Records supplied »

------

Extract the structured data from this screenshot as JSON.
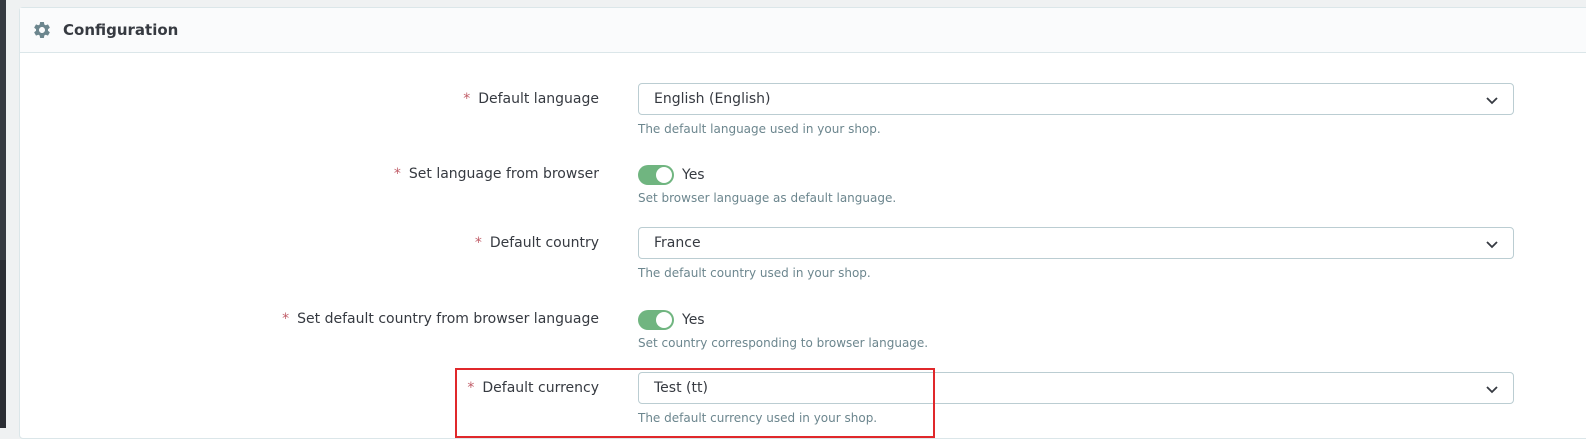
{
  "panel": {
    "title": "Configuration",
    "icon": "gear-icon"
  },
  "fields": {
    "default_language": {
      "required_mark": "*",
      "label": "Default language",
      "value": "English (English)",
      "help": "The default language used in your shop."
    },
    "language_from_browser": {
      "required_mark": "*",
      "label": "Set language from browser",
      "state_label": "Yes",
      "enabled": true,
      "help": "Set browser language as default language."
    },
    "default_country": {
      "required_mark": "*",
      "label": "Default country",
      "value": "France",
      "help": "The default country used in your shop."
    },
    "country_from_browser": {
      "required_mark": "*",
      "label": "Set default country from browser language",
      "state_label": "Yes",
      "enabled": true,
      "help": "Set country corresponding to browser language."
    },
    "default_currency": {
      "required_mark": "*",
      "label": "Default currency",
      "value": "Test (tt)",
      "help": "The default currency used in your shop."
    }
  },
  "colors": {
    "toggle_on": "#70b580",
    "required": "#c05c67",
    "highlight": "#e0282b"
  }
}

------

Work to be completed » Search the entries for the word "your" and gather every line where it appears.

Written response »
      "help": "The default language used in your shop."
      "help": "The default country used in your shop."
      "help": "The default currency used in your shop."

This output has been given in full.